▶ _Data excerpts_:
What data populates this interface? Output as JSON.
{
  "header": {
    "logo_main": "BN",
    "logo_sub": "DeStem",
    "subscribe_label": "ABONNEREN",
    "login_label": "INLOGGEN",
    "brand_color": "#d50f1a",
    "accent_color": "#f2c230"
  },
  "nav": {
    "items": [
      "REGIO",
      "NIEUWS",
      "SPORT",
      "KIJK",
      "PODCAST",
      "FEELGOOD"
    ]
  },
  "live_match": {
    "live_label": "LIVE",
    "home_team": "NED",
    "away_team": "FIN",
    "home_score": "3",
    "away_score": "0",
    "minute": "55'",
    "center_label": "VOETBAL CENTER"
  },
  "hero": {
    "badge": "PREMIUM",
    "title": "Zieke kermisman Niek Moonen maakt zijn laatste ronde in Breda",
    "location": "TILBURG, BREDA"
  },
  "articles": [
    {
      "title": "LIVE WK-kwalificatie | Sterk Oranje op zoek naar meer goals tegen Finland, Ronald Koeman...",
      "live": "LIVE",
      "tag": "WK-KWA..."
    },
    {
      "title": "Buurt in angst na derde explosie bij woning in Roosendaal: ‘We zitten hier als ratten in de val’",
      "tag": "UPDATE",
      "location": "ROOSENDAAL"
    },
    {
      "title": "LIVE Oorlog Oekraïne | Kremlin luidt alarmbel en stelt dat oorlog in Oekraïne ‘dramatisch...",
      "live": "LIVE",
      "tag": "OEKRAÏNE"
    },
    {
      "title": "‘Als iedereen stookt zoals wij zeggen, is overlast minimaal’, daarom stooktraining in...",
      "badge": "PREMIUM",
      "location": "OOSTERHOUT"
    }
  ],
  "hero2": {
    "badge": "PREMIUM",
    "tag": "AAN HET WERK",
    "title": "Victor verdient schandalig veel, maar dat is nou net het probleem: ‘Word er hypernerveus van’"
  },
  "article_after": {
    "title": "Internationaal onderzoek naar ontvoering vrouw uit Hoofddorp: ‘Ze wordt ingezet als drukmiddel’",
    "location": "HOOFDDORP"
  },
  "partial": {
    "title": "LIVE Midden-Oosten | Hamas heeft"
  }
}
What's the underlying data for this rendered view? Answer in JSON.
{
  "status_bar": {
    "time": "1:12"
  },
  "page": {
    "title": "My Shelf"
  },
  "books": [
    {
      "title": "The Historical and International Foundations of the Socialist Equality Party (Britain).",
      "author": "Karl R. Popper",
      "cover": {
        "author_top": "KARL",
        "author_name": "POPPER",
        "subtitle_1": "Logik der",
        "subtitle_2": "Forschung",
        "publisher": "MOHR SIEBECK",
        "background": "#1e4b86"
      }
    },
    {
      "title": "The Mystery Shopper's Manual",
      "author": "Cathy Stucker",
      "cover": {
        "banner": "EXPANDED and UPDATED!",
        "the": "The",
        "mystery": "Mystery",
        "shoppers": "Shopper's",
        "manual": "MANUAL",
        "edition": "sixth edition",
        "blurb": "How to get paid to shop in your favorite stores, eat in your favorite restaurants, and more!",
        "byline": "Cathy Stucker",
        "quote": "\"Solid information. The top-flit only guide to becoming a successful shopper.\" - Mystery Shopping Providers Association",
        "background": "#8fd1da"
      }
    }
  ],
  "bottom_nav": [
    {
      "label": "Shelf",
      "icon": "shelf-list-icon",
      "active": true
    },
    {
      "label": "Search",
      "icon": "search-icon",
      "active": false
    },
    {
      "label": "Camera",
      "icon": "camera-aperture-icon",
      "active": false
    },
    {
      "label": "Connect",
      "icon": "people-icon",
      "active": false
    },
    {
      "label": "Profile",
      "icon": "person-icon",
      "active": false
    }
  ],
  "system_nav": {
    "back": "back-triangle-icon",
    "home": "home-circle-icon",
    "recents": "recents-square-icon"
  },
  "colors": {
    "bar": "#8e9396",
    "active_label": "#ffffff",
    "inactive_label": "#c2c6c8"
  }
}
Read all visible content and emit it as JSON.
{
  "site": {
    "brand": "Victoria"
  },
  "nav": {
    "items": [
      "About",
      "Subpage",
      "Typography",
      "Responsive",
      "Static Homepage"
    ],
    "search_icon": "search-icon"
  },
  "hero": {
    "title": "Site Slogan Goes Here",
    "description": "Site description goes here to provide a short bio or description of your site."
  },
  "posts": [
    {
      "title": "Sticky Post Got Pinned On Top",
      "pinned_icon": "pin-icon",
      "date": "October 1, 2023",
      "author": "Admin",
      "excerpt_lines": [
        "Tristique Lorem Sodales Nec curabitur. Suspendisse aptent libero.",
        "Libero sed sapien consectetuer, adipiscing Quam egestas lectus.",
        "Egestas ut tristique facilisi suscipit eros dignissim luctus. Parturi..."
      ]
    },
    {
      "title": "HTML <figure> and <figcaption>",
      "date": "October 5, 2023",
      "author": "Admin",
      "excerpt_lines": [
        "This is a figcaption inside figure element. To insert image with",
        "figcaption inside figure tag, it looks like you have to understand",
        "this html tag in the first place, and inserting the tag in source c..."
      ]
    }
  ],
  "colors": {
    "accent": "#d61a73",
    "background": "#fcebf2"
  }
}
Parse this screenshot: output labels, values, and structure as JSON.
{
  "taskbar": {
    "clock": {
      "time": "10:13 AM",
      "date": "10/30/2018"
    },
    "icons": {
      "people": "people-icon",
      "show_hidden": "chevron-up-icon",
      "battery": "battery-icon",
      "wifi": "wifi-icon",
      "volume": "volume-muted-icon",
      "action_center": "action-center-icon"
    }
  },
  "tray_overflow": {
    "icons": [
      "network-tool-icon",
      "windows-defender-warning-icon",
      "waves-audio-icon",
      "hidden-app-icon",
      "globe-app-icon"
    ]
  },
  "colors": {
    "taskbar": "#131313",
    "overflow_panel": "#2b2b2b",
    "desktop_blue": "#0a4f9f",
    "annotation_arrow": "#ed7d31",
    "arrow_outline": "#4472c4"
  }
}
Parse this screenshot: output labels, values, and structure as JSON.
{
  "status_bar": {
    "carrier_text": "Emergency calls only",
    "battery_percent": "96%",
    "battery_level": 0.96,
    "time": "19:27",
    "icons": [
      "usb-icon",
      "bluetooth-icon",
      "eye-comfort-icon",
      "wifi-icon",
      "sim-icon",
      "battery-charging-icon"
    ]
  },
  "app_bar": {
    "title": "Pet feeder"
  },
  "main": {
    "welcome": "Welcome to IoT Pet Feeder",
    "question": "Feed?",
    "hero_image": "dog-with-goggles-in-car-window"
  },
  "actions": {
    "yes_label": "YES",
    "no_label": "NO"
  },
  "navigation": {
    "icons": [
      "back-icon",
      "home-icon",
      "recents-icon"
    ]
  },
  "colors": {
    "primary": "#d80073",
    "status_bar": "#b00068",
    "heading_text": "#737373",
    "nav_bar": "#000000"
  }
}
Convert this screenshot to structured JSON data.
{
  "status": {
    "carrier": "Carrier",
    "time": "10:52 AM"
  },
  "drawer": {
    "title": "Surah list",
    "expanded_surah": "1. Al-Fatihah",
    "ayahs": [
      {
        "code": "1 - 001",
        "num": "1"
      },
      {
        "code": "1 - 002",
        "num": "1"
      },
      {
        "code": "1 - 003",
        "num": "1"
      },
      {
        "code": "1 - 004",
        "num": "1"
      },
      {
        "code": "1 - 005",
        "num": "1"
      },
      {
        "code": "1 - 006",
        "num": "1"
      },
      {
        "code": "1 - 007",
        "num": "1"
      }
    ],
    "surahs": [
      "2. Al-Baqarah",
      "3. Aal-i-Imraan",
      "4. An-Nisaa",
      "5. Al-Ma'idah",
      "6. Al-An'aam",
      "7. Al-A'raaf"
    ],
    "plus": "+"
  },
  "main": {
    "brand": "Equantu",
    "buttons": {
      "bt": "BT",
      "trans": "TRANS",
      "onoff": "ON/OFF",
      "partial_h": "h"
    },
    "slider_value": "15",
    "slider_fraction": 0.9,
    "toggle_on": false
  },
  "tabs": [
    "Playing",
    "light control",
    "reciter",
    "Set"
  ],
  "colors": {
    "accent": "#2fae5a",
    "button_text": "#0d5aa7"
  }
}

▶ _Exercise instructions_: Write out exactly the lines from the line holding "Convert this screenshot" through the last line of the data, and nothing besides those lines.

▶ _Solution to this exercise_:
Convert this screenshot to structured JSON data.
{
  "status": {
    "carrier": "Carrier",
    "time": "10:52 AM"
  },
  "drawer": {
    "title": "Surah list",
    "expanded_surah": "1. Al-Fatihah",
    "ayahs": [
      {
        "code": "1 - 001",
        "num": "1"
      },
      {
        "code": "1 - 002",
        "num": "1"
      },
      {
        "code": "1 - 003",
        "num": "1"
      },
      {
        "code": "1 - 004",
        "num": "1"
      },
      {
        "code": "1 - 005",
        "num": "1"
      },
      {
        "code": "1 - 006",
        "num": "1"
      },
      {
        "code": "1 - 007",
        "num": "1"
      }
    ],
    "surahs": [
      "2. Al-Baqarah",
      "3. Aal-i-Imraan",
      "4. An-Nisaa",
      "5. Al-Ma'idah",
      "6. Al-An'aam",
      "7. Al-A'raaf"
    ],
    "plus": "+"
  },
  "main": {
    "brand": "Equantu",
    "buttons": {
      "bt": "BT",
      "trans": "TRANS",
      "onoff": "ON/OFF",
      "partial_h": "h"
    },
    "slider_value": "15",
    "slider_fraction": 0.9,
    "toggle_on": false
  },
  "tabs": [
    "Playing",
    "light control",
    "reciter",
    "Set"
  ],
  "colors": {
    "accent": "#2fae5a",
    "button_text": "#0d5aa7"
  }
}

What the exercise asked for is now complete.